Rows from a figure dataset:
::::

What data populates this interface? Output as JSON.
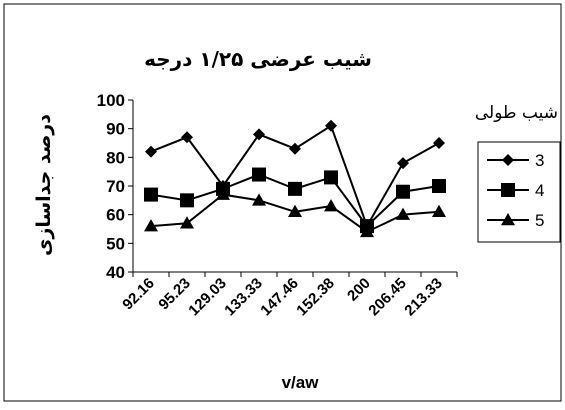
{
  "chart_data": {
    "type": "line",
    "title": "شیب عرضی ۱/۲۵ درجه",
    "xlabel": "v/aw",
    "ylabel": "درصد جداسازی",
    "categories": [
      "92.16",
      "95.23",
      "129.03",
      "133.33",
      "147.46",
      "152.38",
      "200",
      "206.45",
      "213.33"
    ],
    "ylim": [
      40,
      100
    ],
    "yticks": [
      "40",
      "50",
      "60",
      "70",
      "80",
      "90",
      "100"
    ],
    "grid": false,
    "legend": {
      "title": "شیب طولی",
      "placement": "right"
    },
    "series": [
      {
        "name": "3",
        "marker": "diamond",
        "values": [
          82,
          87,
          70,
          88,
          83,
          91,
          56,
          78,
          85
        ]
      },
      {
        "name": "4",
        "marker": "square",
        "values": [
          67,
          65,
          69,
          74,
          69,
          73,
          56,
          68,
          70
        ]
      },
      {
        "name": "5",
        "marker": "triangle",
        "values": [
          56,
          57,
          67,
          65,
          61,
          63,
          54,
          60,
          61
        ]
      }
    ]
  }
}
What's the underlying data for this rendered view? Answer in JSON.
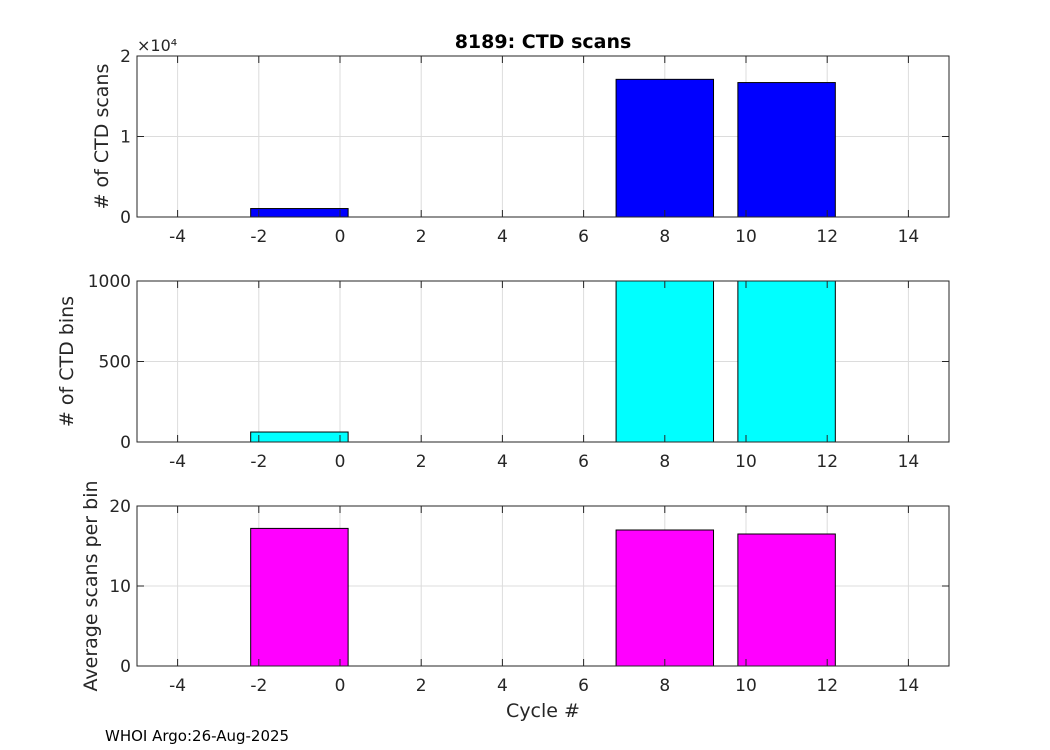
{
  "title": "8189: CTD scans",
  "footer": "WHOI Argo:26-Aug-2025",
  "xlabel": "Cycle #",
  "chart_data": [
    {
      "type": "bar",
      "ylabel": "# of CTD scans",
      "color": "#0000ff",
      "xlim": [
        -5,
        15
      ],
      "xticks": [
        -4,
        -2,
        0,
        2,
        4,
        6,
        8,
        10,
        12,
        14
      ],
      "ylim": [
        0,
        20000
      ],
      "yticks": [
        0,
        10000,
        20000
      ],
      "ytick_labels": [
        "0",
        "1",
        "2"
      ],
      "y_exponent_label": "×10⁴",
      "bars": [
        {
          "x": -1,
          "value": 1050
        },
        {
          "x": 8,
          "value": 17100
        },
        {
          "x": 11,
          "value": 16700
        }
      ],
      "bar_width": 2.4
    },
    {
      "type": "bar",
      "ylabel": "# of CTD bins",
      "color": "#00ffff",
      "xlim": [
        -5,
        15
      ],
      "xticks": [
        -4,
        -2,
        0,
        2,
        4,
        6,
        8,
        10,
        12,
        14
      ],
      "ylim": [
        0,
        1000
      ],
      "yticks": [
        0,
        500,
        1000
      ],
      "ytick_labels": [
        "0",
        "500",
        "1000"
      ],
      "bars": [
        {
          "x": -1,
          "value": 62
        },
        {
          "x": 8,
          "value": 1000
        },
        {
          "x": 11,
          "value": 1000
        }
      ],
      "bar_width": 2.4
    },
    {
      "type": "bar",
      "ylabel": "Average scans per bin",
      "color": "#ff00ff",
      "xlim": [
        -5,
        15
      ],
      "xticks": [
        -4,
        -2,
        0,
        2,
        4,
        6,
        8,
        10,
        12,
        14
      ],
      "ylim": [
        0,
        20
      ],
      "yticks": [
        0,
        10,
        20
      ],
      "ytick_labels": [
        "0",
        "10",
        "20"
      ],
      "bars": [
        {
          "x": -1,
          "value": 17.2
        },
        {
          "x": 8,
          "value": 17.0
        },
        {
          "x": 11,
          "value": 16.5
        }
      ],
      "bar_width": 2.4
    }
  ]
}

::::

● **Exercise**
Check every line of the data, and copy the ones that contain "ylabel".

● **Written solution**
    "ylabel": "درصد جداسازی",
      "ylabel": "# of CTD scans",
      "ylabel": "# of CTD bins",
      "ylabel": "Average scans per bin",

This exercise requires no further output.